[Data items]
────

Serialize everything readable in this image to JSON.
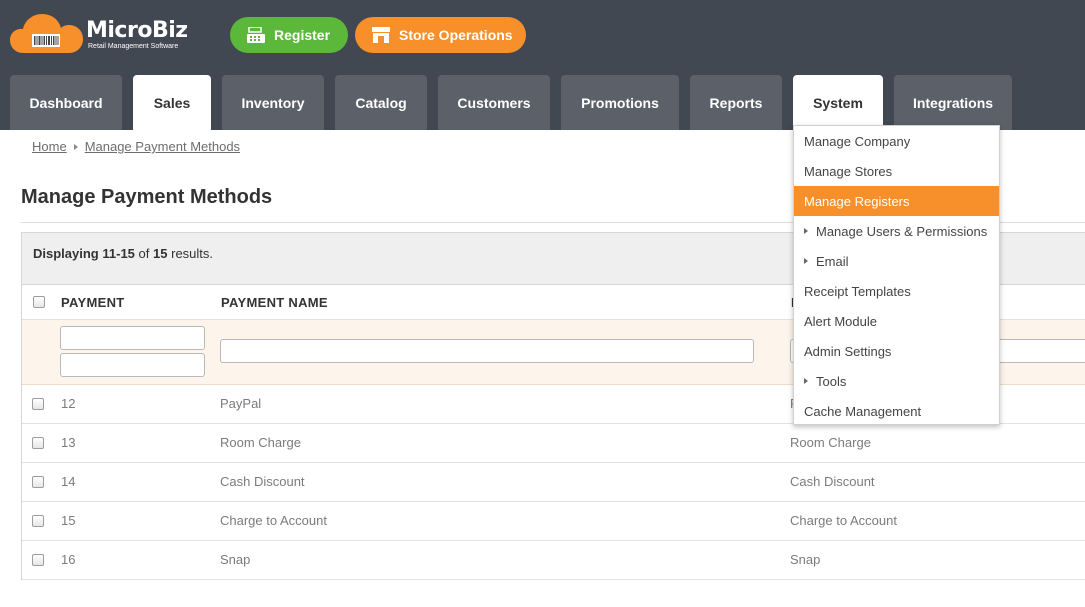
{
  "app": {
    "logo_name": "MicroBiz",
    "logo_tagline": "Retail Management Software",
    "colors": {
      "header": "#424852",
      "tab": "#5b6069",
      "accent_orange": "#f7902b",
      "accent_green": "#5cb83a"
    }
  },
  "header_buttons": {
    "register": {
      "label": "Register",
      "icon": "cash-register-icon"
    },
    "store_operations": {
      "label": "Store Operations",
      "icon": "storefront-icon"
    }
  },
  "tabs": [
    {
      "label": "Dashboard"
    },
    {
      "label": "Sales",
      "active": true
    },
    {
      "label": "Inventory"
    },
    {
      "label": "Catalog"
    },
    {
      "label": "Customers"
    },
    {
      "label": "Promotions"
    },
    {
      "label": "Reports"
    },
    {
      "label": "System",
      "active": true
    },
    {
      "label": "Integrations"
    }
  ],
  "breadcrumb": {
    "home": "Home",
    "current": "Manage Payment Methods"
  },
  "page": {
    "title": "Manage Payment Methods"
  },
  "grid": {
    "summary": {
      "prefix": "Displaying",
      "range": "11-15",
      "of": "of",
      "total": "15",
      "suffix": "results."
    },
    "columns": {
      "payment": "PAYMENT",
      "payment_name": "PAYMENT NAME",
      "third": "R"
    },
    "rows": [
      {
        "id": "12",
        "name": "PayPal",
        "third": "P"
      },
      {
        "id": "13",
        "name": "Room Charge",
        "third": "Room Charge"
      },
      {
        "id": "14",
        "name": "Cash Discount",
        "third": "Cash Discount"
      },
      {
        "id": "15",
        "name": "Charge to Account",
        "third": "Charge to Account"
      },
      {
        "id": "16",
        "name": "Snap",
        "third": "Snap"
      }
    ]
  },
  "system_menu": {
    "items": [
      {
        "label": "Manage Company"
      },
      {
        "label": "Manage Stores"
      },
      {
        "label": "Manage Registers",
        "highlighted": true
      },
      {
        "label": "Manage Users & Permissions",
        "submenu": true
      },
      {
        "label": "Email",
        "submenu": true
      },
      {
        "label": "Receipt Templates"
      },
      {
        "label": "Alert Module"
      },
      {
        "label": "Admin Settings"
      },
      {
        "label": "Tools",
        "submenu": true
      },
      {
        "label": "Cache Management"
      }
    ]
  }
}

────

* _What you will do_
Transcribe the full listing above exactly, with the images removed.

* _Right answer_
Serialize everything readable in this image to JSON.
{
  "app": {
    "logo_name": "MicroBiz",
    "logo_tagline": "Retail Management Software",
    "colors": {
      "header": "#424852",
      "tab": "#5b6069",
      "accent_orange": "#f7902b",
      "accent_green": "#5cb83a"
    }
  },
  "header_buttons": {
    "register": {
      "label": "Register",
      "icon": "cash-register-icon"
    },
    "store_operations": {
      "label": "Store Operations",
      "icon": "storefront-icon"
    }
  },
  "tabs": [
    {
      "label": "Dashboard"
    },
    {
      "label": "Sales",
      "active": true
    },
    {
      "label": "Inventory"
    },
    {
      "label": "Catalog"
    },
    {
      "label": "Customers"
    },
    {
      "label": "Promotions"
    },
    {
      "label": "Reports"
    },
    {
      "label": "System",
      "active": true
    },
    {
      "label": "Integrations"
    }
  ],
  "breadcrumb": {
    "home": "Home",
    "current": "Manage Payment Methods"
  },
  "page": {
    "title": "Manage Payment Methods"
  },
  "grid": {
    "summary": {
      "prefix": "Displaying",
      "range": "11-15",
      "of": "of",
      "total": "15",
      "suffix": "results."
    },
    "columns": {
      "payment": "PAYMENT",
      "payment_name": "PAYMENT NAME",
      "third": "R"
    },
    "rows": [
      {
        "id": "12",
        "name": "PayPal",
        "third": "P"
      },
      {
        "id": "13",
        "name": "Room Charge",
        "third": "Room Charge"
      },
      {
        "id": "14",
        "name": "Cash Discount",
        "third": "Cash Discount"
      },
      {
        "id": "15",
        "name": "Charge to Account",
        "third": "Charge to Account"
      },
      {
        "id": "16",
        "name": "Snap",
        "third": "Snap"
      }
    ]
  },
  "system_menu": {
    "items": [
      {
        "label": "Manage Company"
      },
      {
        "label": "Manage Stores"
      },
      {
        "label": "Manage Registers",
        "highlighted": true
      },
      {
        "label": "Manage Users & Permissions",
        "submenu": true
      },
      {
        "label": "Email",
        "submenu": true
      },
      {
        "label": "Receipt Templates"
      },
      {
        "label": "Alert Module"
      },
      {
        "label": "Admin Settings"
      },
      {
        "label": "Tools",
        "submenu": true
      },
      {
        "label": "Cache Management"
      }
    ]
  }
}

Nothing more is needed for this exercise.